== EXERCISE DESCRIPTION ==
Wherever the word "roku" appears in a line, copy that line.

** begin MATERIAL SUPPLIED **

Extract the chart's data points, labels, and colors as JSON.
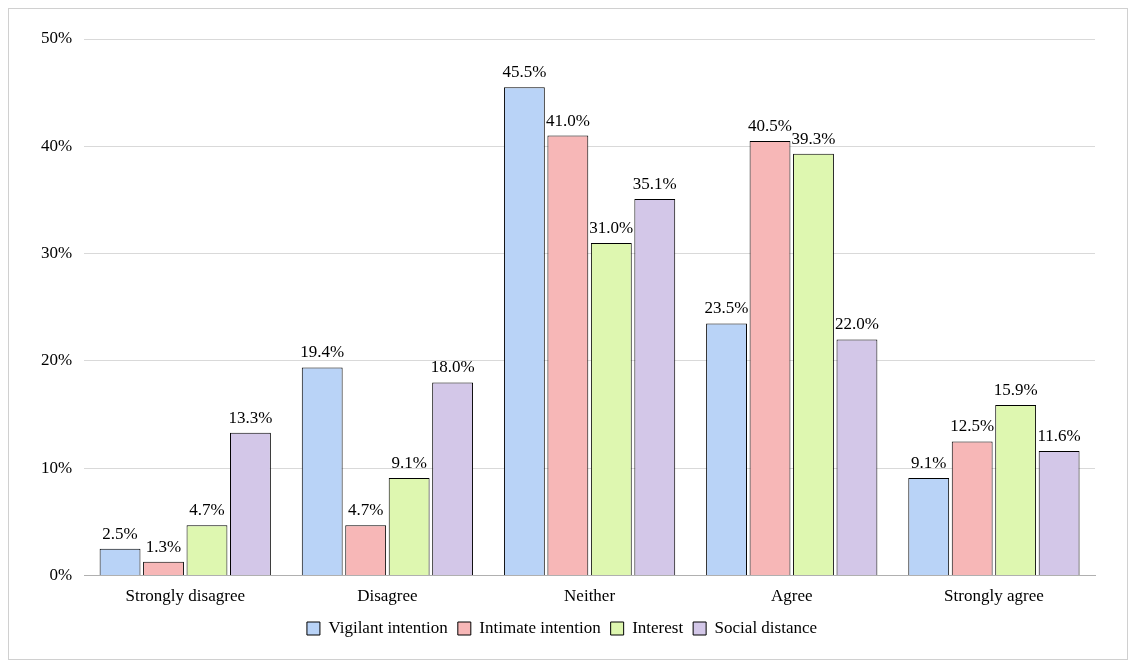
{
  "chart_data": {
    "type": "bar",
    "categories": [
      "Strongly disagree",
      "Disagree",
      "Neither",
      "Agree",
      "Strongly agree"
    ],
    "series": [
      {
        "name": "Vigilant intention",
        "color": "#b9d3f7",
        "values": [
          2.5,
          19.4,
          45.5,
          23.5,
          9.1
        ]
      },
      {
        "name": "Intimate intention",
        "color": "#f7b7b7",
        "values": [
          1.3,
          4.7,
          41.0,
          40.5,
          12.5
        ]
      },
      {
        "name": "Interest",
        "color": "#def7b0",
        "values": [
          4.7,
          9.1,
          31.0,
          39.3,
          15.9
        ]
      },
      {
        "name": "Social distance",
        "color": "#d3c7e8",
        "values": [
          13.3,
          18.0,
          35.1,
          22.0,
          11.6
        ]
      }
    ],
    "ylim": [
      0,
      50
    ],
    "yticks": [
      {
        "value": 0,
        "label": "0%"
      },
      {
        "value": 10,
        "label": "10%"
      },
      {
        "value": 20,
        "label": "20%"
      },
      {
        "value": 30,
        "label": "30%"
      },
      {
        "value": 40,
        "label": "40%"
      },
      {
        "value": 50,
        "label": "50%"
      }
    ],
    "grid": "y",
    "legend": "bottom",
    "value_labels": [
      [
        "2.5%",
        "19.4%",
        "45.5%",
        "23.5%",
        "9.1%"
      ],
      [
        "1.3%",
        "4.7%",
        "41.0%",
        "40.5%",
        "12.5%"
      ],
      [
        "4.7%",
        "9.1%",
        "31.0%",
        "39.3%",
        "15.9%"
      ],
      [
        "13.3%",
        "18.0%",
        "35.1%",
        "22.0%",
        "11.6%"
      ]
    ]
  }
}
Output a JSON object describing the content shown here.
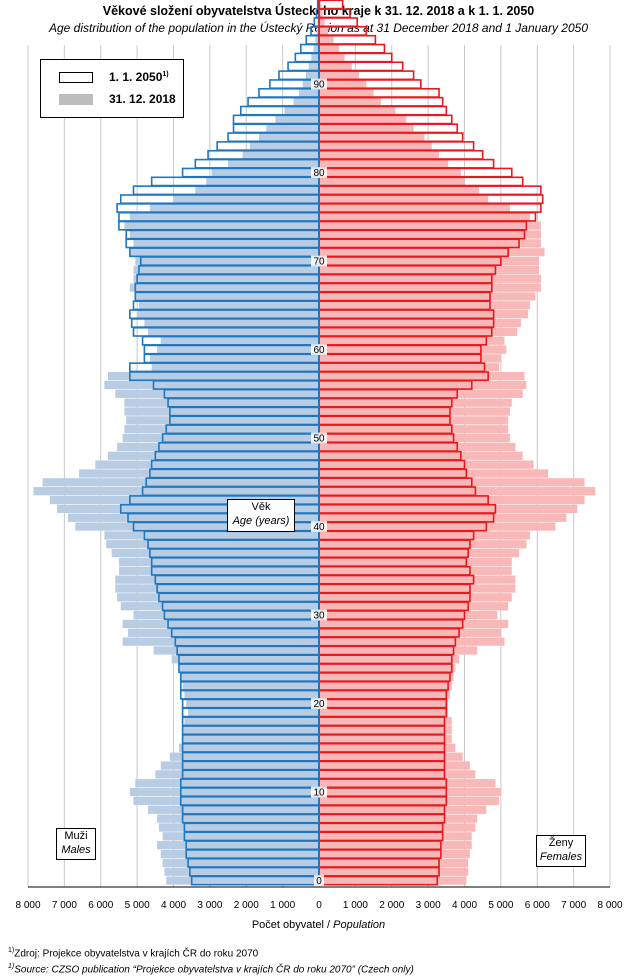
{
  "chart_data": {
    "type": "bar",
    "title": "Věkové složení obyvatelstva  Ústeckého  kraje k 31. 12. 2018  a k 1. 1. 2050",
    "subtitle": "Age distribution of the population  in the Ústecký Region  as at 31 December 2018  and 1 January  2050",
    "xlabel": "Počet obyvatel",
    "xlabel_en": "Population",
    "ylabel": "Věk",
    "ylabel_en": "Age (years)",
    "male_label": "Muži",
    "male_label_en": "Males",
    "female_label": "Ženy",
    "female_label_en": "Females",
    "xlim": [
      -8000,
      8000
    ],
    "x_ticks": [
      "8 000",
      "7 000",
      "6 000",
      "5 000",
      "4 000",
      "3 000",
      "2 000",
      "1 000",
      "0",
      "1 000",
      "2 000",
      "3 000",
      "4 000",
      "5 000",
      "6 000",
      "7 000",
      "8 000"
    ],
    "y_ticks": [
      "0",
      "10",
      "20",
      "30",
      "40",
      "50",
      "60",
      "70",
      "80",
      "90"
    ],
    "ages": [
      0,
      1,
      2,
      3,
      4,
      5,
      6,
      7,
      8,
      9,
      10,
      11,
      12,
      13,
      14,
      15,
      16,
      17,
      18,
      19,
      20,
      21,
      22,
      23,
      24,
      25,
      26,
      27,
      28,
      29,
      30,
      31,
      32,
      33,
      34,
      35,
      36,
      37,
      38,
      39,
      40,
      41,
      42,
      43,
      44,
      45,
      46,
      47,
      48,
      49,
      50,
      51,
      52,
      53,
      54,
      55,
      56,
      57,
      58,
      59,
      60,
      61,
      62,
      63,
      64,
      65,
      66,
      67,
      68,
      69,
      70,
      71,
      72,
      73,
      74,
      75,
      76,
      77,
      78,
      79,
      80,
      81,
      82,
      83,
      84,
      85,
      86,
      87,
      88,
      89,
      90,
      91,
      92,
      93,
      94,
      95,
      96,
      97,
      98,
      99
    ],
    "series": [
      {
        "name": "31. 12. 2018",
        "color": "#b8cce4",
        "color_female": "#f9b8b8",
        "male": [
          4200,
          4250,
          4300,
          4350,
          4450,
          4300,
          4400,
          4450,
          4700,
          5100,
          5200,
          5050,
          4500,
          4350,
          4100,
          3850,
          3750,
          3750,
          3700,
          3600,
          3650,
          3700,
          3750,
          3800,
          3850,
          4050,
          4550,
          5400,
          5250,
          5400,
          5100,
          5450,
          5550,
          5600,
          5600,
          5500,
          5500,
          5700,
          5850,
          5900,
          6700,
          6900,
          7200,
          7400,
          7850,
          7600,
          6600,
          6150,
          5800,
          5550,
          5400,
          5350,
          5300,
          5350,
          5350,
          5600,
          5900,
          5800,
          4600,
          4650,
          4450,
          4350,
          4700,
          4800,
          5000,
          4950,
          5050,
          5200,
          5100,
          5100,
          5050,
          5200,
          5100,
          5200,
          5350,
          5200,
          4650,
          4000,
          3400,
          3100,
          2950,
          2500,
          2100,
          1900,
          1650,
          1450,
          1200,
          950,
          700,
          550,
          450,
          360,
          280,
          210,
          150,
          100,
          65,
          40,
          25,
          15
        ],
        "female": [
          4050,
          4100,
          4100,
          4150,
          4200,
          4200,
          4300,
          4350,
          4600,
          4950,
          5000,
          4850,
          4300,
          4150,
          3950,
          3750,
          3650,
          3650,
          3650,
          3550,
          3550,
          3600,
          3650,
          3700,
          3750,
          3850,
          4350,
          5100,
          5000,
          5200,
          4900,
          5200,
          5300,
          5400,
          5400,
          5300,
          5300,
          5500,
          5700,
          5800,
          6500,
          6800,
          7100,
          7300,
          7600,
          7300,
          6300,
          5900,
          5600,
          5400,
          5250,
          5200,
          5200,
          5250,
          5300,
          5600,
          5700,
          5650,
          4950,
          5000,
          5150,
          5100,
          5450,
          5550,
          5750,
          5800,
          5950,
          6100,
          6100,
          6050,
          6050,
          6200,
          6100,
          6100,
          6100,
          5800,
          5250,
          4650,
          4400,
          4000,
          3900,
          3550,
          3300,
          3100,
          2900,
          2600,
          2400,
          2100,
          1700,
          1500,
          1300,
          1100,
          900,
          700,
          550,
          400,
          250,
          150,
          100,
          50
        ]
      },
      {
        "name": "1. 1. 2050",
        "color": "#ffffff",
        "stroke_male": "#1f77c0",
        "stroke_female": "#e8191e",
        "male": [
          3500,
          3550,
          3600,
          3650,
          3650,
          3700,
          3700,
          3750,
          3750,
          3800,
          3800,
          3800,
          3750,
          3750,
          3750,
          3750,
          3750,
          3750,
          3750,
          3750,
          3750,
          3800,
          3800,
          3800,
          3850,
          3850,
          3900,
          3950,
          4050,
          4150,
          4250,
          4300,
          4400,
          4450,
          4500,
          4600,
          4600,
          4650,
          4700,
          4800,
          5100,
          5250,
          5450,
          5200,
          4850,
          4750,
          4650,
          4600,
          4500,
          4400,
          4300,
          4200,
          4100,
          4100,
          4150,
          4250,
          4550,
          5200,
          5200,
          4800,
          4800,
          4850,
          5100,
          5150,
          5200,
          5100,
          5050,
          5050,
          5000,
          4950,
          4900,
          5200,
          5300,
          5300,
          5500,
          5500,
          5550,
          5450,
          5100,
          4600,
          3750,
          3400,
          3050,
          2800,
          2500,
          2350,
          2350,
          2150,
          1950,
          1650,
          1350,
          1100,
          850,
          650,
          500,
          350,
          220,
          130,
          70,
          35
        ],
        "female": [
          3250,
          3300,
          3300,
          3350,
          3350,
          3400,
          3400,
          3450,
          3450,
          3500,
          3500,
          3500,
          3450,
          3450,
          3450,
          3450,
          3450,
          3450,
          3450,
          3500,
          3500,
          3500,
          3550,
          3600,
          3650,
          3650,
          3700,
          3750,
          3850,
          3950,
          4000,
          4100,
          4150,
          4150,
          4250,
          4150,
          4050,
          4100,
          4150,
          4250,
          4600,
          4800,
          4850,
          4650,
          4300,
          4200,
          4050,
          4000,
          3900,
          3800,
          3700,
          3650,
          3600,
          3600,
          3650,
          3800,
          4200,
          4650,
          4550,
          4450,
          4450,
          4600,
          4750,
          4800,
          4800,
          4700,
          4700,
          4750,
          4750,
          4850,
          5000,
          5200,
          5500,
          5650,
          5700,
          5950,
          6100,
          6150,
          6100,
          5600,
          5300,
          4800,
          4500,
          4250,
          3950,
          3800,
          3650,
          3500,
          3400,
          3300,
          2800,
          2600,
          2300,
          2000,
          1800,
          1550,
          1300,
          1050,
          850,
          650
        ]
      }
    ],
    "legend": {
      "placement": "top-left",
      "entries": [
        "1. 1. 2050",
        "31. 12. 2018"
      ],
      "footnote_mark": "1)"
    },
    "notes": [
      "Zdroj: Projekce obyvatelstva v krajích ČR do roku 2070",
      "Source: CZSO publication “Projekce obyvatelstva v krajích ČR do roku 2070” (Czech only)"
    ],
    "note_mark": "1)",
    "grid": true
  }
}
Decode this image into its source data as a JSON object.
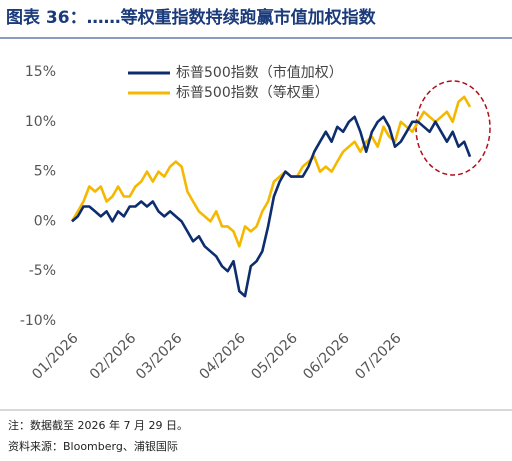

** end MATERIAL SUPPLIED **

== EXERCISE RESPONSE ==
      "Zdroj: Projekce obyvatelstva v krajích ČR do roku 2070",
      "Source: CZSO publication “Projekce obyvatelstva v krajích ČR do roku 2070” (Czech only)"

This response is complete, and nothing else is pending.